- Task statement -
Pick out all lines of the entries that include the word "text" and copy them.
>> BEGIN Data in this exercise
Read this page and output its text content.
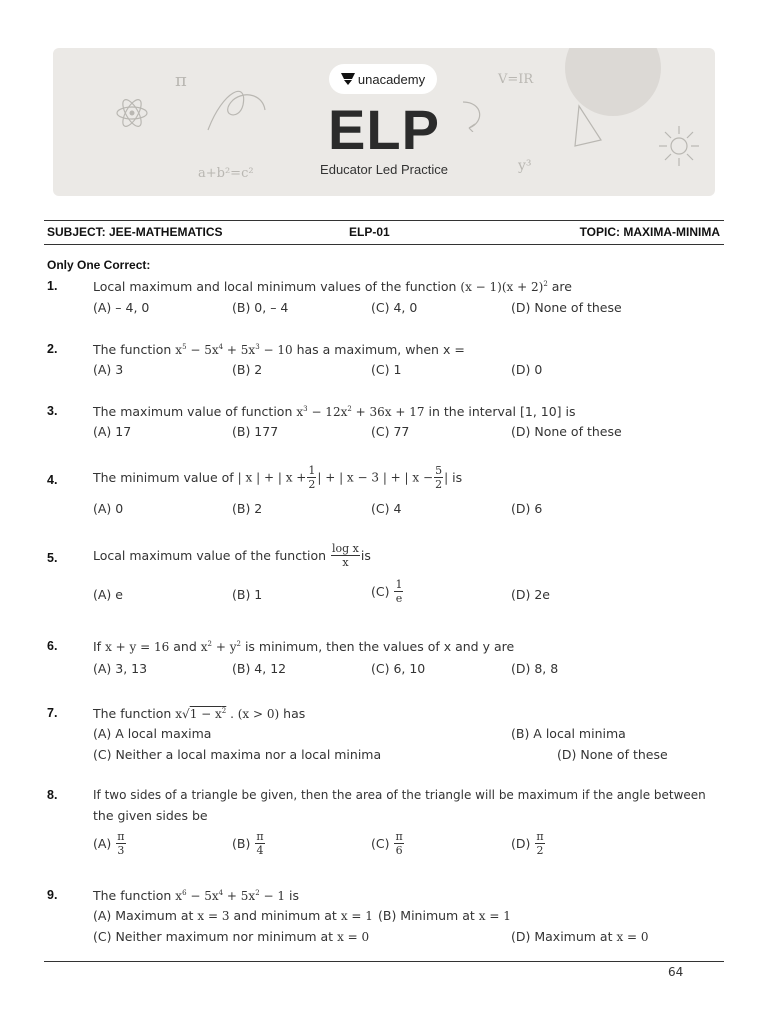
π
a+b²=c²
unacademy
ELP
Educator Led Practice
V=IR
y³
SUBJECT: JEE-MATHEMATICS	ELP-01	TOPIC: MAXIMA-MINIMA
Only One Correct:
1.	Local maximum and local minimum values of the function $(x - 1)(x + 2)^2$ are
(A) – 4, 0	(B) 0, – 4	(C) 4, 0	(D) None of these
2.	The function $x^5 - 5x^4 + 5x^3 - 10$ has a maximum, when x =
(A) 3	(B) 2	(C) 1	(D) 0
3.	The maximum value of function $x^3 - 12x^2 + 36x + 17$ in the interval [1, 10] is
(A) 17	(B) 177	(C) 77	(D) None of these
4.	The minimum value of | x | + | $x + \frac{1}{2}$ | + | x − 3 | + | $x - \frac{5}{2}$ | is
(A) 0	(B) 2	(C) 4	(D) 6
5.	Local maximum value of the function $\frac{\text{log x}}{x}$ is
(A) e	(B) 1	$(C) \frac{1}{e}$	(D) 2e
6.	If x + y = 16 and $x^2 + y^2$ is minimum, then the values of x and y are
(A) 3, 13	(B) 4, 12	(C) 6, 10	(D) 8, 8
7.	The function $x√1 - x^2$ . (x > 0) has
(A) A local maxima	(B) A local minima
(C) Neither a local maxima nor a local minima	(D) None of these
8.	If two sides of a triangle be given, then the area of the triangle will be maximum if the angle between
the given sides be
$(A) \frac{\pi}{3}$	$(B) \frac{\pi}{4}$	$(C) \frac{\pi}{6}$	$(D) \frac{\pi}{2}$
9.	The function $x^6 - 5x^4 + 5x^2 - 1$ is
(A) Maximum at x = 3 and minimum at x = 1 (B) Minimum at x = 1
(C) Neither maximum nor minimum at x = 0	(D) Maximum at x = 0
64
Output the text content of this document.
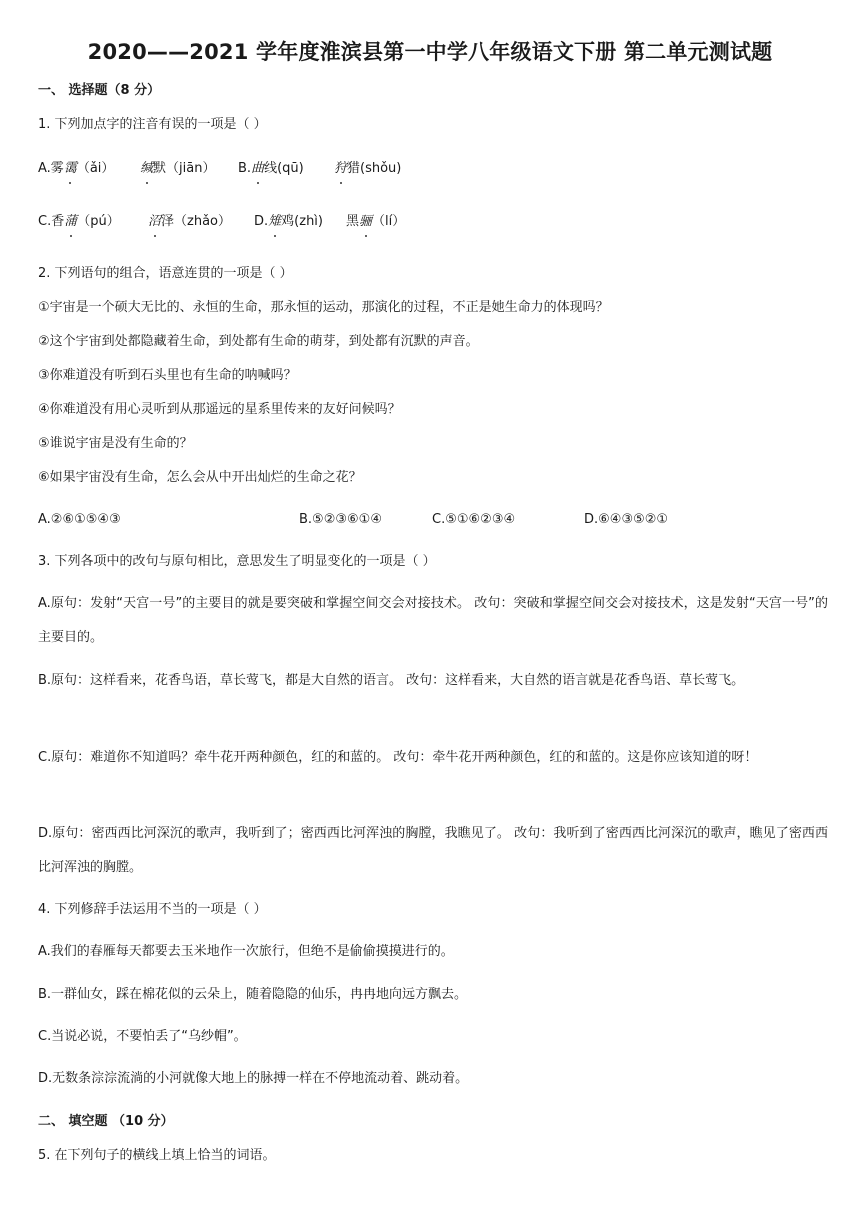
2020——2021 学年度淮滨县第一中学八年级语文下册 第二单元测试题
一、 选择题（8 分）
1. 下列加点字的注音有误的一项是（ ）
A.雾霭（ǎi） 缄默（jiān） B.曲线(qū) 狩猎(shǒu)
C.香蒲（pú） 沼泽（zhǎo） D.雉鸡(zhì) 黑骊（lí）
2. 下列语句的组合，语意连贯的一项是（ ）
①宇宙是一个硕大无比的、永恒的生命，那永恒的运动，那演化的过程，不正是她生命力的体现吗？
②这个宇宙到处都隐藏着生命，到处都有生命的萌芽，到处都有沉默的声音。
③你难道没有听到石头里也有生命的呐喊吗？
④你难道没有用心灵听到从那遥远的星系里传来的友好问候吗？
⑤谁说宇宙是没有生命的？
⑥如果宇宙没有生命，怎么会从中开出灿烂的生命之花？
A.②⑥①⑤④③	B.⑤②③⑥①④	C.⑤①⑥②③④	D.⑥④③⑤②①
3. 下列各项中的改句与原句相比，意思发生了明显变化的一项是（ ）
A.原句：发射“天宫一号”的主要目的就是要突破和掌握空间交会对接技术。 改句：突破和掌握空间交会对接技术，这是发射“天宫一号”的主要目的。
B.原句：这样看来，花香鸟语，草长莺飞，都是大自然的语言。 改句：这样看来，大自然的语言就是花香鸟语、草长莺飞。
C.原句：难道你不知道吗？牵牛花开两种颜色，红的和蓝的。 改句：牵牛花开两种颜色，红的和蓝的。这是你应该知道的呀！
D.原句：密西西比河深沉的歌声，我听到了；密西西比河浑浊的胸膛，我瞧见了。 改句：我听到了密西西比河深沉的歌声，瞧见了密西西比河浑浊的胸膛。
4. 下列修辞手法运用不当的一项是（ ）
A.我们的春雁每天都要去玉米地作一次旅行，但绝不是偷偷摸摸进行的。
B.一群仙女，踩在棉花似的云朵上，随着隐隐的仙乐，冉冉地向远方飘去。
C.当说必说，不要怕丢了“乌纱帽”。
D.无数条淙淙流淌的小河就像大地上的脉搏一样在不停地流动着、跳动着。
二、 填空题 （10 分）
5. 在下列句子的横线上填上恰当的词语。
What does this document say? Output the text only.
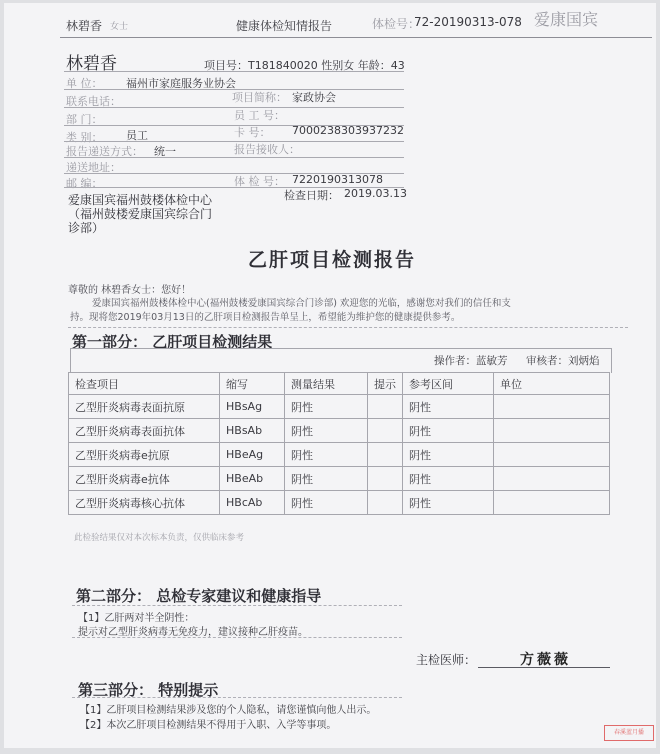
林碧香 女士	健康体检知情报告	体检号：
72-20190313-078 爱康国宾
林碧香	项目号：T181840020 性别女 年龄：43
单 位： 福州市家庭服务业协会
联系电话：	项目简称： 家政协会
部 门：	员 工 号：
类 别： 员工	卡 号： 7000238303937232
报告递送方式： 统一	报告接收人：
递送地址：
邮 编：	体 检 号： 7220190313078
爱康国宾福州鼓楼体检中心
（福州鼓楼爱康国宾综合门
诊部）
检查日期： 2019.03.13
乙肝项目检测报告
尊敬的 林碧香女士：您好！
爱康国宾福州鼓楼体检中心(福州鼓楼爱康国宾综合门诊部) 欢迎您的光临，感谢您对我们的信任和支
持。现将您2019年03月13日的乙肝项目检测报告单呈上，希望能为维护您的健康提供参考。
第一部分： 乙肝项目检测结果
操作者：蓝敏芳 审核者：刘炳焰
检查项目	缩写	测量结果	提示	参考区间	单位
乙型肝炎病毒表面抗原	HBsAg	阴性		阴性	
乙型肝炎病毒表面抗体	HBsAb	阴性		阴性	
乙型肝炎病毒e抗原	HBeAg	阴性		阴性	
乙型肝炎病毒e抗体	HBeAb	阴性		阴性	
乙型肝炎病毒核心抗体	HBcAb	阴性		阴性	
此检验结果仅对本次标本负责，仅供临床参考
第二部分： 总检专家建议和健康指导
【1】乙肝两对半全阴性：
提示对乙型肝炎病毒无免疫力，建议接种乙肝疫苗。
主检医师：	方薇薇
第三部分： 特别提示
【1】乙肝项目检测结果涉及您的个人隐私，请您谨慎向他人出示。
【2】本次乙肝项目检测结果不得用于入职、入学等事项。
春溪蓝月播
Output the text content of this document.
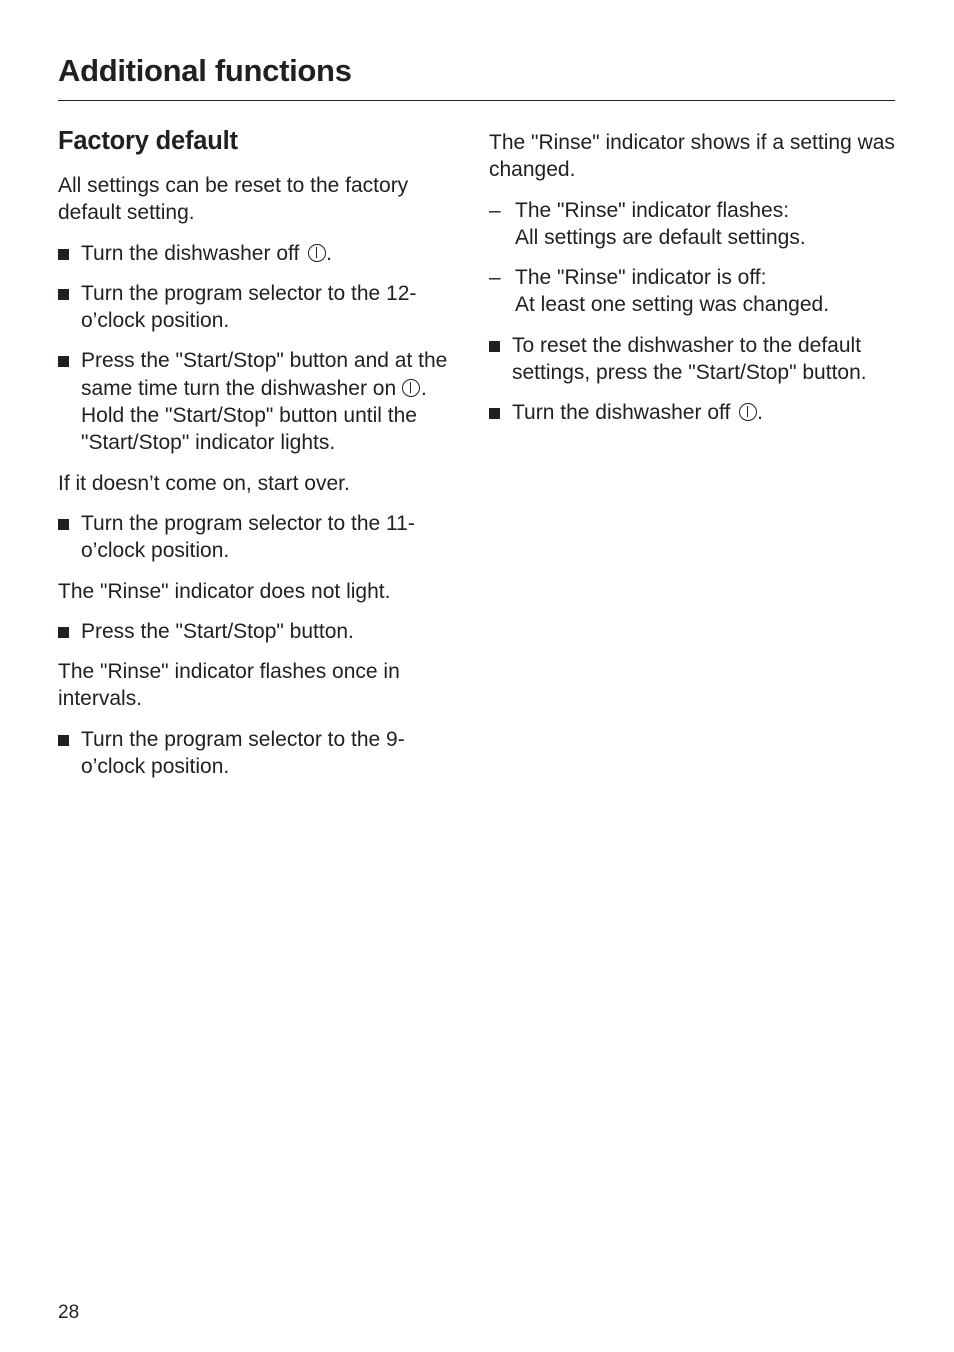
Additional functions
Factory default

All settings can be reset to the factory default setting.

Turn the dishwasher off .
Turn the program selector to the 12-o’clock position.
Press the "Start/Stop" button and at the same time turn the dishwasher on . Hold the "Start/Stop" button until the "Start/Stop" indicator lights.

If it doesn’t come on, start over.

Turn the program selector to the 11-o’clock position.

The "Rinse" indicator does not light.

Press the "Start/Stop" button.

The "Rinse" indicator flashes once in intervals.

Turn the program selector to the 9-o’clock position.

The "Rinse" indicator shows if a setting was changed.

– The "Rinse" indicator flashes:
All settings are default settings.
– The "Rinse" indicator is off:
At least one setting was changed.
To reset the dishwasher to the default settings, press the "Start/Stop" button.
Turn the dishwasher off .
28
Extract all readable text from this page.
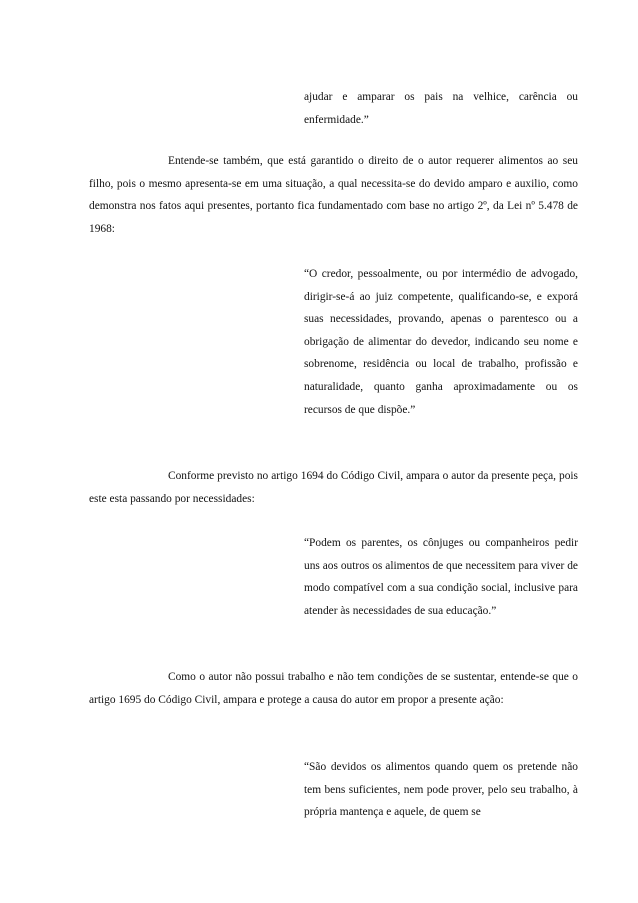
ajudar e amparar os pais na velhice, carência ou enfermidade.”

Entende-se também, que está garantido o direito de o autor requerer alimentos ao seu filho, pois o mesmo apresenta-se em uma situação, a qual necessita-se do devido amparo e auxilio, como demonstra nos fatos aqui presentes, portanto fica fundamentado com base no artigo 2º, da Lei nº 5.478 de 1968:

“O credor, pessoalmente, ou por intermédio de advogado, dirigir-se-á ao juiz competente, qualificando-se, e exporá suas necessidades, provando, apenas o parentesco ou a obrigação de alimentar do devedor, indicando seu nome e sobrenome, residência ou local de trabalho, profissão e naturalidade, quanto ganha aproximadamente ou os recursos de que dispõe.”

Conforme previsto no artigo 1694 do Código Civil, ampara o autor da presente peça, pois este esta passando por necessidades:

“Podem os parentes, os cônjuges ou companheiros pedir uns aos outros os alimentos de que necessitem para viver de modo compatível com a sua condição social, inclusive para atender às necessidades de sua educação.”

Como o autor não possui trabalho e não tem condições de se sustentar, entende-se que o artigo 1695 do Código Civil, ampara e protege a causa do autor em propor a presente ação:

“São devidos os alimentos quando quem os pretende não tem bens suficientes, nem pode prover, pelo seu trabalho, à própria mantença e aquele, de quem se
>> END Data in this exercise
- Expected answer -
Read this page and output its text content.
5.	Local maximum value of the function $\frac{\text{log x}}{x}$ is
Output the text content of this document.
What does this document say? Output the text only.
Output the text content of this document.
Extract all readable text from this page.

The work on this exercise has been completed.